-------- Records to process

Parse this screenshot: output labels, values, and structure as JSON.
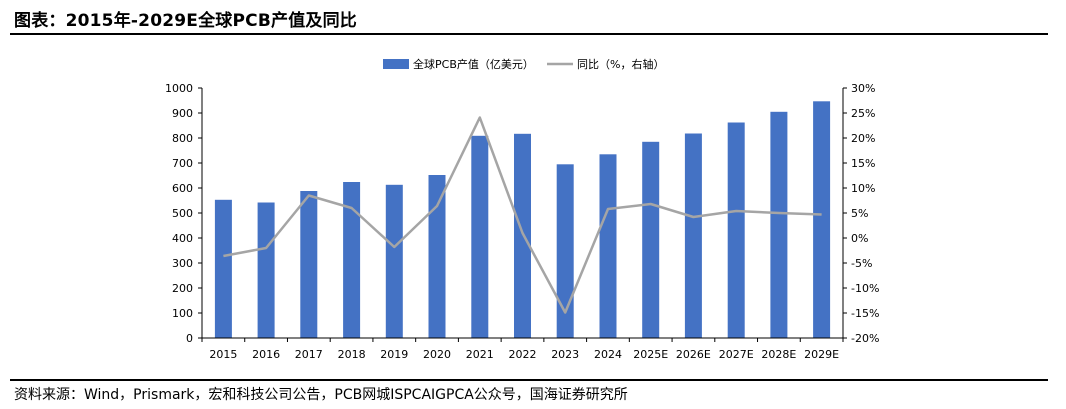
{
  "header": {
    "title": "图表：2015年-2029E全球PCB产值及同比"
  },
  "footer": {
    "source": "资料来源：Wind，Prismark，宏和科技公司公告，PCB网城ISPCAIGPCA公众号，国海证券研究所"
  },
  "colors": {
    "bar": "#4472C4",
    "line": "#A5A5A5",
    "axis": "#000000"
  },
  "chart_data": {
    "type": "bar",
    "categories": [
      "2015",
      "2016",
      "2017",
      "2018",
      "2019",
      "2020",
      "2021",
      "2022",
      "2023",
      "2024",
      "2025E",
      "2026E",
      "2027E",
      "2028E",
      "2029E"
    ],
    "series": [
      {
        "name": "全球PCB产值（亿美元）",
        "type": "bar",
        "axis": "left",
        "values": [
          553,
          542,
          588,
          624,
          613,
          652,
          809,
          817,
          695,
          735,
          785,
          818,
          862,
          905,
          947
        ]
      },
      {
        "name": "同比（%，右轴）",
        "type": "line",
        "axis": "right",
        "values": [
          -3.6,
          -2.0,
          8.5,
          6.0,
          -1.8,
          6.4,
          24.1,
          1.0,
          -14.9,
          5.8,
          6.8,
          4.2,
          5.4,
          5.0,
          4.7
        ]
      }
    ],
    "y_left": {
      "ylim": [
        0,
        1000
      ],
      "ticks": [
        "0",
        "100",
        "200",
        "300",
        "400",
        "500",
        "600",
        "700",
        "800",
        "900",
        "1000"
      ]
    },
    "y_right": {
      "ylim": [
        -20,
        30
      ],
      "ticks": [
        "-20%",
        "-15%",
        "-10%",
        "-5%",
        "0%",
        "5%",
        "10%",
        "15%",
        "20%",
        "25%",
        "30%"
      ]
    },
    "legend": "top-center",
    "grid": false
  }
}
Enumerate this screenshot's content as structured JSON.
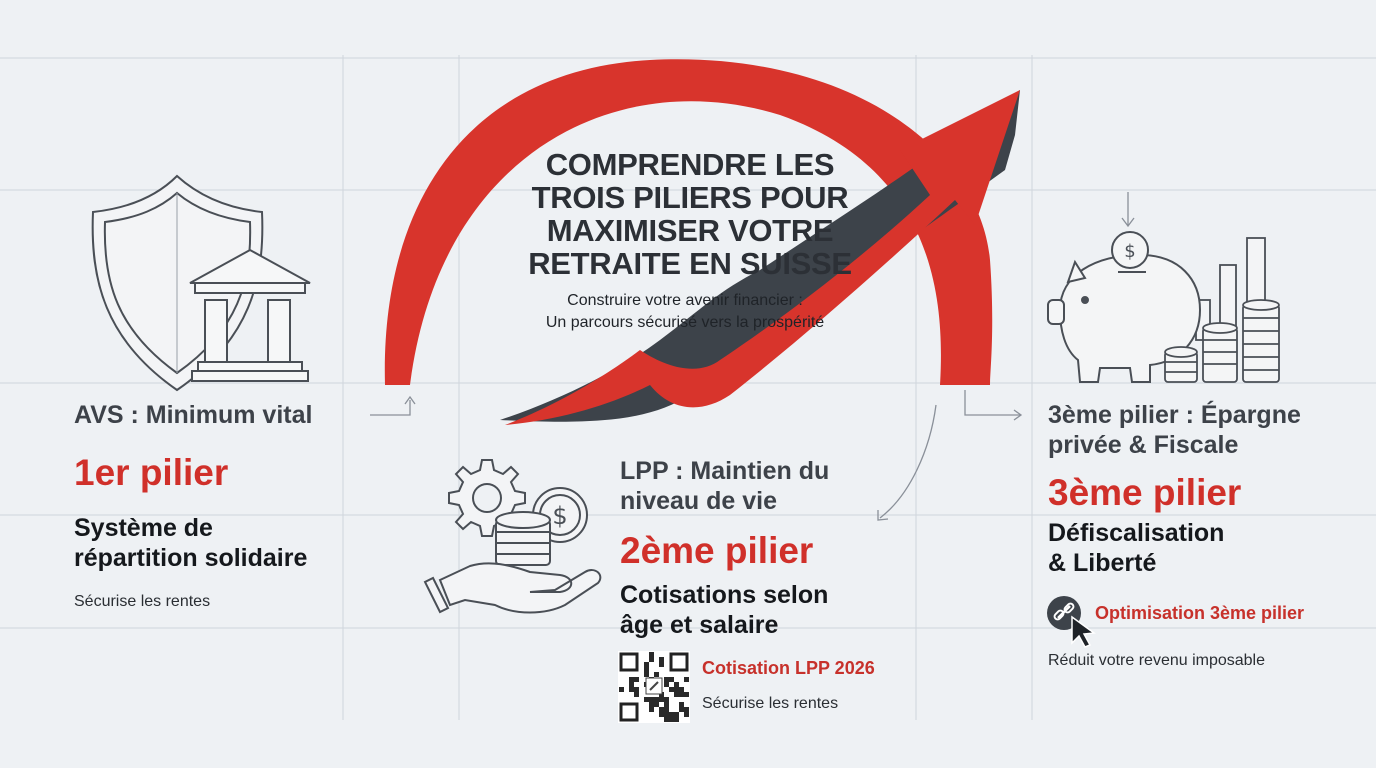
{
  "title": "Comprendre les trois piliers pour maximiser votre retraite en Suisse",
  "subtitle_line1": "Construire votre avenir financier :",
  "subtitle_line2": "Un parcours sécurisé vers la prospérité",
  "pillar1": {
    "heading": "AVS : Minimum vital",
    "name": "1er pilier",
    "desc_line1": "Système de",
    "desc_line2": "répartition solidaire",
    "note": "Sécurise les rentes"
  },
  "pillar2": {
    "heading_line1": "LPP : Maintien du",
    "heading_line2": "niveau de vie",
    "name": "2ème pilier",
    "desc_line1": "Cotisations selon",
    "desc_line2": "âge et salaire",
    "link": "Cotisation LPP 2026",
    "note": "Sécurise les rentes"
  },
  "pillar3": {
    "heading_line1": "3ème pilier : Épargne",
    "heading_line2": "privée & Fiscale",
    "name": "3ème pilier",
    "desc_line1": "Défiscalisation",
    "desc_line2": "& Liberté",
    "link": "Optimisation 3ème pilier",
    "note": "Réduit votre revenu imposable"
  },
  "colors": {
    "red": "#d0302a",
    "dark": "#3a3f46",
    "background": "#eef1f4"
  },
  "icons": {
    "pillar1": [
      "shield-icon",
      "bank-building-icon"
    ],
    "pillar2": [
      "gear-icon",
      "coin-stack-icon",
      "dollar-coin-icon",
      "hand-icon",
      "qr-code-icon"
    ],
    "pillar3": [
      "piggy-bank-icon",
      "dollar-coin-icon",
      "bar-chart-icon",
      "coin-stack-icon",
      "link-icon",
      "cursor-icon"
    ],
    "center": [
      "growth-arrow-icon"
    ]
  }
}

----------------

Leave images out of the retyped records; keep all else exact.

* [Answer]
Parse this screenshot: output labels, values, and structure as JSON.
{
  "header": {
    "title": "图表：2015年-2029E全球PCB产值及同比"
  },
  "footer": {
    "source": "资料来源：Wind，Prismark，宏和科技公司公告，PCB网城ISPCAIGPCA公众号，国海证券研究所"
  },
  "colors": {
    "bar": "#4472C4",
    "line": "#A5A5A5",
    "axis": "#000000"
  },
  "chart_data": {
    "type": "bar",
    "categories": [
      "2015",
      "2016",
      "2017",
      "2018",
      "2019",
      "2020",
      "2021",
      "2022",
      "2023",
      "2024",
      "2025E",
      "2026E",
      "2027E",
      "2028E",
      "2029E"
    ],
    "series": [
      {
        "name": "全球PCB产值（亿美元）",
        "type": "bar",
        "axis": "left",
        "values": [
          553,
          542,
          588,
          624,
          613,
          652,
          809,
          817,
          695,
          735,
          785,
          818,
          862,
          905,
          947
        ]
      },
      {
        "name": "同比（%，右轴）",
        "type": "line",
        "axis": "right",
        "values": [
          -3.6,
          -2.0,
          8.5,
          6.0,
          -1.8,
          6.4,
          24.1,
          1.0,
          -14.9,
          5.8,
          6.8,
          4.2,
          5.4,
          5.0,
          4.7
        ]
      }
    ],
    "y_left": {
      "ylim": [
        0,
        1000
      ],
      "ticks": [
        "0",
        "100",
        "200",
        "300",
        "400",
        "500",
        "600",
        "700",
        "800",
        "900",
        "1000"
      ]
    },
    "y_right": {
      "ylim": [
        -20,
        30
      ],
      "ticks": [
        "-20%",
        "-15%",
        "-10%",
        "-5%",
        "0%",
        "5%",
        "10%",
        "15%",
        "20%",
        "25%",
        "30%"
      ]
    },
    "legend": "top-center",
    "grid": false
  }
}
Enumerate this screenshot's content as structured JSON.
{
  "title": "Comprendre les trois piliers pour maximiser votre retraite en Suisse",
  "subtitle_line1": "Construire votre avenir financier :",
  "subtitle_line2": "Un parcours sécurisé vers la prospérité",
  "pillar1": {
    "heading": "AVS : Minimum vital",
    "name": "1er pilier",
    "desc_line1": "Système de",
    "desc_line2": "répartition solidaire",
    "note": "Sécurise les rentes"
  },
  "pillar2": {
    "heading_line1": "LPP : Maintien du",
    "heading_line2": "niveau de vie",
    "name": "2ème pilier",
    "desc_line1": "Cotisations selon",
    "desc_line2": "âge et salaire",
    "link": "Cotisation LPP 2026",
    "note": "Sécurise les rentes"
  },
  "pillar3": {
    "heading_line1": "3ème pilier : Épargne",
    "heading_line2": "privée & Fiscale",
    "name": "3ème pilier",
    "desc_line1": "Défiscalisation",
    "desc_line2": "& Liberté",
    "link": "Optimisation 3ème pilier",
    "note": "Réduit votre revenu imposable"
  },
  "colors": {
    "red": "#d0302a",
    "dark": "#3a3f46",
    "background": "#eef1f4"
  },
  "icons": {
    "pillar1": [
      "shield-icon",
      "bank-building-icon"
    ],
    "pillar2": [
      "gear-icon",
      "coin-stack-icon",
      "dollar-coin-icon",
      "hand-icon",
      "qr-code-icon"
    ],
    "pillar3": [
      "piggy-bank-icon",
      "dollar-coin-icon",
      "bar-chart-icon",
      "coin-stack-icon",
      "link-icon",
      "cursor-icon"
    ],
    "center": [
      "growth-arrow-icon"
    ]
  }
}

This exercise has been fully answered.